#### STATED EXERCISE
Write out each line in which the string "disclosed" is present.

#### INFORMATION SHOWN
******
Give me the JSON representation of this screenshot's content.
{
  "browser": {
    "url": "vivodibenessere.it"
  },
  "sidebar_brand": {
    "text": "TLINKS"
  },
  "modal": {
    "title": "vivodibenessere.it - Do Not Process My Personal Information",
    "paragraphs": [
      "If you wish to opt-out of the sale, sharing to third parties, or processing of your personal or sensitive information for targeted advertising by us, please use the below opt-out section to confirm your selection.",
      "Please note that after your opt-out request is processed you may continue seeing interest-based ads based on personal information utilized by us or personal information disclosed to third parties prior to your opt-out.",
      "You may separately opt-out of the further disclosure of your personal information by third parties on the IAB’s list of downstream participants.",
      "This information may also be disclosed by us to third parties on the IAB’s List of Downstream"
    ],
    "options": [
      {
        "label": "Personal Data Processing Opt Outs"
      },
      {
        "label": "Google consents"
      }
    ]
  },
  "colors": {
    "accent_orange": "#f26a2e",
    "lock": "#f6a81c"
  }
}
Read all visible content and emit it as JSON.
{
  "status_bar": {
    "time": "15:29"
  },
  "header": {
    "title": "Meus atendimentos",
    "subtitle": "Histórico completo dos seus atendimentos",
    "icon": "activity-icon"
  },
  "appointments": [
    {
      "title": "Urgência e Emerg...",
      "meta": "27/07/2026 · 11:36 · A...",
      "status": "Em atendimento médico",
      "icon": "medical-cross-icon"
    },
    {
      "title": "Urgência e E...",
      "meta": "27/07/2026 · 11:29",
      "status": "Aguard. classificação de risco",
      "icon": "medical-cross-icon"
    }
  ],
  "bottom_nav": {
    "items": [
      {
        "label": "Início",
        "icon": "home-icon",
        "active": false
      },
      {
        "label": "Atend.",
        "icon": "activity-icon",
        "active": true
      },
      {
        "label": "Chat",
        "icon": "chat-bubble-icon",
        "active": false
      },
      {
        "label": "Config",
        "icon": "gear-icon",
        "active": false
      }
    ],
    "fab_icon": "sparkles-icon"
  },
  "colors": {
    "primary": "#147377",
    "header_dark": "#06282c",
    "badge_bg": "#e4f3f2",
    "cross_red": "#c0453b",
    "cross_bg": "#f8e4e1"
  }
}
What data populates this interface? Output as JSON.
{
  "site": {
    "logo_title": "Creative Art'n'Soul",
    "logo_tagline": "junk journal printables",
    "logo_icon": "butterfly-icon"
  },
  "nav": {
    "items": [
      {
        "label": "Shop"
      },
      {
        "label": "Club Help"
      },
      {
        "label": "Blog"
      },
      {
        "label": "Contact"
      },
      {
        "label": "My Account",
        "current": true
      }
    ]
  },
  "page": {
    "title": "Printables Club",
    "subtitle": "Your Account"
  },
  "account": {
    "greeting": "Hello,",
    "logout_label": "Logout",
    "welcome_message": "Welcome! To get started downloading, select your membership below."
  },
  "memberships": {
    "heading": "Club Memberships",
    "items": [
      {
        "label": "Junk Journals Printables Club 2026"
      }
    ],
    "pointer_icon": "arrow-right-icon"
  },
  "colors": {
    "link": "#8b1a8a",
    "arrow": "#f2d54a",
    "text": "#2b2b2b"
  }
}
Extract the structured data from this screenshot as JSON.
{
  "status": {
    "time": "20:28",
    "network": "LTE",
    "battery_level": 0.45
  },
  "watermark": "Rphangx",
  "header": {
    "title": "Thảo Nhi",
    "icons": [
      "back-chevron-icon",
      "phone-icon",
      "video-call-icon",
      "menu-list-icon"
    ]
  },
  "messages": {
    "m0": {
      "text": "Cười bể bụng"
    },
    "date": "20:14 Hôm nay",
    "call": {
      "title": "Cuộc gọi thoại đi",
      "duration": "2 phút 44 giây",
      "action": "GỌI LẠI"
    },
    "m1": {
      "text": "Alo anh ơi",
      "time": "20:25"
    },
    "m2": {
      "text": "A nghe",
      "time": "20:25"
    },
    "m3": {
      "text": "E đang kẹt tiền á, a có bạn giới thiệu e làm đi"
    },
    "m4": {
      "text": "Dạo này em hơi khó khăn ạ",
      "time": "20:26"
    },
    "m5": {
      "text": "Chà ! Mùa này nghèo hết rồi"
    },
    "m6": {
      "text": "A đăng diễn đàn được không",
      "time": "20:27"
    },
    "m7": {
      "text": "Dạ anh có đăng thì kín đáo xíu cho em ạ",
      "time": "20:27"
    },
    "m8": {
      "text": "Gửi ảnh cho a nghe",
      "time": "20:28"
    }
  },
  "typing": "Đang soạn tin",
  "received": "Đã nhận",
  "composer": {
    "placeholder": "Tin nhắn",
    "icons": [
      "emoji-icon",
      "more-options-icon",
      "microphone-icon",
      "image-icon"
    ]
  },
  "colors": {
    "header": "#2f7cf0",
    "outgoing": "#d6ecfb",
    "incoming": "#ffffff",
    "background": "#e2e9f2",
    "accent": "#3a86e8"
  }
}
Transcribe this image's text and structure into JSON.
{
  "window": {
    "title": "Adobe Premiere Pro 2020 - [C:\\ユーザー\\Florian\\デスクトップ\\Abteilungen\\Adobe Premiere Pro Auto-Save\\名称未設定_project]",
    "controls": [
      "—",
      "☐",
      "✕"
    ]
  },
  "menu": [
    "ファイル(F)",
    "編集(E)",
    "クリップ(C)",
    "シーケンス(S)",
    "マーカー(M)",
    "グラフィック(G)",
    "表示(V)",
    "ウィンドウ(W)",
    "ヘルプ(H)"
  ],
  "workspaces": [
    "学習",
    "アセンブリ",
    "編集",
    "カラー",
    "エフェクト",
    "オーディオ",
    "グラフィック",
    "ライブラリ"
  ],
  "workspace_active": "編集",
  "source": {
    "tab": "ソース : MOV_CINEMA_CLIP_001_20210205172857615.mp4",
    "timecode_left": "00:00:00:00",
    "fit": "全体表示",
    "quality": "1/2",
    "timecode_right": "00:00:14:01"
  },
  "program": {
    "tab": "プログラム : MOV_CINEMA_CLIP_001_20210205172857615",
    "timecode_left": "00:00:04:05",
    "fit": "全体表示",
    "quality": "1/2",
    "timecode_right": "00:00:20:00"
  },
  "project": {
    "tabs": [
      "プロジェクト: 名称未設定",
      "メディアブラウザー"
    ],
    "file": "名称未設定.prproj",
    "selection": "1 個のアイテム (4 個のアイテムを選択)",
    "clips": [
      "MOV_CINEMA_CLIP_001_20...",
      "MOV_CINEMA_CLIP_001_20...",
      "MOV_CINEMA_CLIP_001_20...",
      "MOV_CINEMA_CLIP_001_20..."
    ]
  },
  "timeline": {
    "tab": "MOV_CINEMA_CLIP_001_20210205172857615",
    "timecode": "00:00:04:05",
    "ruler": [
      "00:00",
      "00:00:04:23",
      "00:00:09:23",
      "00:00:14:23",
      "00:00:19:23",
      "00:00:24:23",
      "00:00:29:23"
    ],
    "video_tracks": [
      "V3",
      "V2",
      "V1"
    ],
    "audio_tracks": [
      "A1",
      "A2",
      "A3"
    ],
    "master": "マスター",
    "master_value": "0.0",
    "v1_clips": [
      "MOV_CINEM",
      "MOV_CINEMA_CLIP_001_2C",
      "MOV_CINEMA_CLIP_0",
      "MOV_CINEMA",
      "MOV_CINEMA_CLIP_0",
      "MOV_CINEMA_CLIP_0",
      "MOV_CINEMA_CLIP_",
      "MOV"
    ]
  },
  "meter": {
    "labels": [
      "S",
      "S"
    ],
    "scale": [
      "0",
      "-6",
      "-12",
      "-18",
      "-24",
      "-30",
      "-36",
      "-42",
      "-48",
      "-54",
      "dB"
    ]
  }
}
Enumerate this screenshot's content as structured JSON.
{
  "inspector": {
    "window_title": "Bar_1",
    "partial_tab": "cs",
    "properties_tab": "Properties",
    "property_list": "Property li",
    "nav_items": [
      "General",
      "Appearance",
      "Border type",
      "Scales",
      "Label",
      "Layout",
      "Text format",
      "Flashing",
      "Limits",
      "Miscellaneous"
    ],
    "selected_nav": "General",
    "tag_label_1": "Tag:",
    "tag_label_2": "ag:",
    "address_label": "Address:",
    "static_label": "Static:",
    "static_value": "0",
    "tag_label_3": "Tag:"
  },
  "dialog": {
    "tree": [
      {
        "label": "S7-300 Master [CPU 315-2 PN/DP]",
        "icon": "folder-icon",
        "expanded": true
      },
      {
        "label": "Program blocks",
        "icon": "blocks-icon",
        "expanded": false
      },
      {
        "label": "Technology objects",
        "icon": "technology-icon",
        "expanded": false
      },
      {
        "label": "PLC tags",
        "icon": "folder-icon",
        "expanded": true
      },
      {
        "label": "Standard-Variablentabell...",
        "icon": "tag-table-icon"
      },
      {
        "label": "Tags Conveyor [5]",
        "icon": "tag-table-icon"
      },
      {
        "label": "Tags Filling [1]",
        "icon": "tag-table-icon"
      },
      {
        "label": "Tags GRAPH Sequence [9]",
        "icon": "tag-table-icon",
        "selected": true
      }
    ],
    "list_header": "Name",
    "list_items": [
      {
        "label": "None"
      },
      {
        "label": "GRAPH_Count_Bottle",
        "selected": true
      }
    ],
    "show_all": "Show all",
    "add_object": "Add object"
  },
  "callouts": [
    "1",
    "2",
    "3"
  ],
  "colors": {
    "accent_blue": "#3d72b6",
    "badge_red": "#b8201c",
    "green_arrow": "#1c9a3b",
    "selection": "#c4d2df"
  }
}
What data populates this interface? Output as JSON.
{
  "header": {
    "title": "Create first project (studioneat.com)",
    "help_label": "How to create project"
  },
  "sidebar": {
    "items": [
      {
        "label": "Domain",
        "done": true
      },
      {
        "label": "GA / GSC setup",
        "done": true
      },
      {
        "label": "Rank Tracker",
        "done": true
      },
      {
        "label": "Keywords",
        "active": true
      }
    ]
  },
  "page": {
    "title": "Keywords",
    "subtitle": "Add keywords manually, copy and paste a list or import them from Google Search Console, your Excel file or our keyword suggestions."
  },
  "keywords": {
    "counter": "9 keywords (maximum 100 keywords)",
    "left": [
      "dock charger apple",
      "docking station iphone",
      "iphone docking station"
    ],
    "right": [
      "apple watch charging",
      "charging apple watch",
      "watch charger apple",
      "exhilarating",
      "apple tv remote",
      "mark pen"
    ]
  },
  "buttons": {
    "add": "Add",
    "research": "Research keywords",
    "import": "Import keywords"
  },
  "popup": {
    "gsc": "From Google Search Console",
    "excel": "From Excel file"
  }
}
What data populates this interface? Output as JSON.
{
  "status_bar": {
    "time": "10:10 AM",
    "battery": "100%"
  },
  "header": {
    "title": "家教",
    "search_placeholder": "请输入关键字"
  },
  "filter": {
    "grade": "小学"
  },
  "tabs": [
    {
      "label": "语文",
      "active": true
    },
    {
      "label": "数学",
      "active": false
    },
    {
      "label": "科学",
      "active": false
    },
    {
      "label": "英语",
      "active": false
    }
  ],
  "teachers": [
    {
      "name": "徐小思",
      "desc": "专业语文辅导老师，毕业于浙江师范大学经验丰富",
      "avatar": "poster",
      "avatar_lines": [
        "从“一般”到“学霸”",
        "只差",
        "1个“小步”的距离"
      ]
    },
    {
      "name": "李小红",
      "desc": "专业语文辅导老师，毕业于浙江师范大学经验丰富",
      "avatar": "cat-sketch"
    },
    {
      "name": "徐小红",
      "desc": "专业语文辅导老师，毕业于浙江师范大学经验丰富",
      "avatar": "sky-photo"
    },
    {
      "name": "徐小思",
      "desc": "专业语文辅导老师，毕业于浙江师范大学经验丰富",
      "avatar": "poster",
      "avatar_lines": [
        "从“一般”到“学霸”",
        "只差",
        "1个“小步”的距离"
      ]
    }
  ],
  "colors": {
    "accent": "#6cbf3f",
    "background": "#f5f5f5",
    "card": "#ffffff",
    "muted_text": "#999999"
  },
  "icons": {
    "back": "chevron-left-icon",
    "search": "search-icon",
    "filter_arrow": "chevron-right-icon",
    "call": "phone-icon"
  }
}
******
#### CORRECT ANSWER
      "Please note that after your opt-out request is processed you may continue seeing interest-based ads based on personal information utilized by us or personal information disclosed to third parties prior to your opt-out.",
      "This information may also be disclosed by us to third parties on the IAB’s List of Downstream"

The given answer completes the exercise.